→ **Dataset entries**
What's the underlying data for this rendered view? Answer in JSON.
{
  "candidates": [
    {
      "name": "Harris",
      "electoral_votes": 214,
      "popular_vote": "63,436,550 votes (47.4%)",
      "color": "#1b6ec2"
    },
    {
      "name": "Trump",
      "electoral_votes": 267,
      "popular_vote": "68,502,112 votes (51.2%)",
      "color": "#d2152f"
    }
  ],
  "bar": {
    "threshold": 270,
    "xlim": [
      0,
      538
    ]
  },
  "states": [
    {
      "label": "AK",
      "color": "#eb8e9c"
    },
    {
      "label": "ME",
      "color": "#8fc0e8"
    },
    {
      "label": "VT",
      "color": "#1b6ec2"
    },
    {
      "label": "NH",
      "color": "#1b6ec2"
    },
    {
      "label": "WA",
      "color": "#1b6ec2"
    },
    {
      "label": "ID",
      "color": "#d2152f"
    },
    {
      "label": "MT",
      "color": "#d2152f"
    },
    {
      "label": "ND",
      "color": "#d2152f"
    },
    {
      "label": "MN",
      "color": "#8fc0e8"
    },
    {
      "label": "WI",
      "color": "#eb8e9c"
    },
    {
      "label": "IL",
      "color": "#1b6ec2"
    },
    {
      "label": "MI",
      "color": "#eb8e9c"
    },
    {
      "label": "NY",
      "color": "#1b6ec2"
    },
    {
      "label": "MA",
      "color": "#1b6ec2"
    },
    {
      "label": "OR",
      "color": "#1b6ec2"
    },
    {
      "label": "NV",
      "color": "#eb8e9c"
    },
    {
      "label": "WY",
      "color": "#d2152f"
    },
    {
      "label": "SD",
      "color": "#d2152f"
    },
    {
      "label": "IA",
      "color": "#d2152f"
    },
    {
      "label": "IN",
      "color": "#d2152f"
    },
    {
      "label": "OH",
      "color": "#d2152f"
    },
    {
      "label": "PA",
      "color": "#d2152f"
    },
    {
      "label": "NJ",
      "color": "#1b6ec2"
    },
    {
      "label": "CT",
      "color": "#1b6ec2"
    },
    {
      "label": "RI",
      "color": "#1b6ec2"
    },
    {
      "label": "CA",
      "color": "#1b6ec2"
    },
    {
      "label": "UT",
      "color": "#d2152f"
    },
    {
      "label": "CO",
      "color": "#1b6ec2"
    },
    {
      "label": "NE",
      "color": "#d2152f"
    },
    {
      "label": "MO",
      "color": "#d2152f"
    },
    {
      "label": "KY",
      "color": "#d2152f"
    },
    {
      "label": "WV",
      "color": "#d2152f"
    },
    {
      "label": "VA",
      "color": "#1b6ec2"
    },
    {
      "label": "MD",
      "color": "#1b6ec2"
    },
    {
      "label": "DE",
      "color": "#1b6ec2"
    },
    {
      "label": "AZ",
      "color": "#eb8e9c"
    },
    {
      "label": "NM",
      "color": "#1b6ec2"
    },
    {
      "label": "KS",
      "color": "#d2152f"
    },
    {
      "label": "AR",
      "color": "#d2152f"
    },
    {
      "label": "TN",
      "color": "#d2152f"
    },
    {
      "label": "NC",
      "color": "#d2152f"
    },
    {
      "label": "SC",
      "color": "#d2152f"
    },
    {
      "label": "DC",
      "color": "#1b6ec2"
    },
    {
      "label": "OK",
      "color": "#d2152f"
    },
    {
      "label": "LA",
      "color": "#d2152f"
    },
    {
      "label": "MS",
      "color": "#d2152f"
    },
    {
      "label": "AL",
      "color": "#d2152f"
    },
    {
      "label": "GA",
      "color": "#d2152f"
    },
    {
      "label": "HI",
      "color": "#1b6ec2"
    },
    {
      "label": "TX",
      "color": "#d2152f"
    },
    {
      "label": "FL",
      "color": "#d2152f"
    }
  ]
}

→ **Requirements**
Using the entries above, please restate each one word for word.

→ **Response to the exercise**
What's the underlying data for this rendered view? Answer in JSON.
{
  "candidates": [
    {
      "name": "Harris",
      "electoral_votes": 214,
      "popular_vote": "63,436,550 votes (47.4%)",
      "color": "#1b6ec2"
    },
    {
      "name": "Trump",
      "electoral_votes": 267,
      "popular_vote": "68,502,112 votes (51.2%)",
      "color": "#d2152f"
    }
  ],
  "bar": {
    "threshold": 270,
    "xlim": [
      0,
      538
    ]
  },
  "states": [
    {
      "label": "AK",
      "color": "#eb8e9c"
    },
    {
      "label": "ME",
      "color": "#8fc0e8"
    },
    {
      "label": "VT",
      "color": "#1b6ec2"
    },
    {
      "label": "NH",
      "color": "#1b6ec2"
    },
    {
      "label": "WA",
      "color": "#1b6ec2"
    },
    {
      "label": "ID",
      "color": "#d2152f"
    },
    {
      "label": "MT",
      "color": "#d2152f"
    },
    {
      "label": "ND",
      "color": "#d2152f"
    },
    {
      "label": "MN",
      "color": "#8fc0e8"
    },
    {
      "label": "WI",
      "color": "#eb8e9c"
    },
    {
      "label": "IL",
      "color": "#1b6ec2"
    },
    {
      "label": "MI",
      "color": "#eb8e9c"
    },
    {
      "label": "NY",
      "color": "#1b6ec2"
    },
    {
      "label": "MA",
      "color": "#1b6ec2"
    },
    {
      "label": "OR",
      "color": "#1b6ec2"
    },
    {
      "label": "NV",
      "color": "#eb8e9c"
    },
    {
      "label": "WY",
      "color": "#d2152f"
    },
    {
      "label": "SD",
      "color": "#d2152f"
    },
    {
      "label": "IA",
      "color": "#d2152f"
    },
    {
      "label": "IN",
      "color": "#d2152f"
    },
    {
      "label": "OH",
      "color": "#d2152f"
    },
    {
      "label": "PA",
      "color": "#d2152f"
    },
    {
      "label": "NJ",
      "color": "#1b6ec2"
    },
    {
      "label": "CT",
      "color": "#1b6ec2"
    },
    {
      "label": "RI",
      "color": "#1b6ec2"
    },
    {
      "label": "CA",
      "color": "#1b6ec2"
    },
    {
      "label": "UT",
      "color": "#d2152f"
    },
    {
      "label": "CO",
      "color": "#1b6ec2"
    },
    {
      "label": "NE",
      "color": "#d2152f"
    },
    {
      "label": "MO",
      "color": "#d2152f"
    },
    {
      "label": "KY",
      "color": "#d2152f"
    },
    {
      "label": "WV",
      "color": "#d2152f"
    },
    {
      "label": "VA",
      "color": "#1b6ec2"
    },
    {
      "label": "MD",
      "color": "#1b6ec2"
    },
    {
      "label": "DE",
      "color": "#1b6ec2"
    },
    {
      "label": "AZ",
      "color": "#eb8e9c"
    },
    {
      "label": "NM",
      "color": "#1b6ec2"
    },
    {
      "label": "KS",
      "color": "#d2152f"
    },
    {
      "label": "AR",
      "color": "#d2152f"
    },
    {
      "label": "TN",
      "color": "#d2152f"
    },
    {
      "label": "NC",
      "color": "#d2152f"
    },
    {
      "label": "SC",
      "color": "#d2152f"
    },
    {
      "label": "DC",
      "color": "#1b6ec2"
    },
    {
      "label": "OK",
      "color": "#d2152f"
    },
    {
      "label": "LA",
      "color": "#d2152f"
    },
    {
      "label": "MS",
      "color": "#d2152f"
    },
    {
      "label": "AL",
      "color": "#d2152f"
    },
    {
      "label": "GA",
      "color": "#d2152f"
    },
    {
      "label": "HI",
      "color": "#1b6ec2"
    },
    {
      "label": "TX",
      "color": "#d2152f"
    },
    {
      "label": "FL",
      "color": "#d2152f"
    }
  ]
}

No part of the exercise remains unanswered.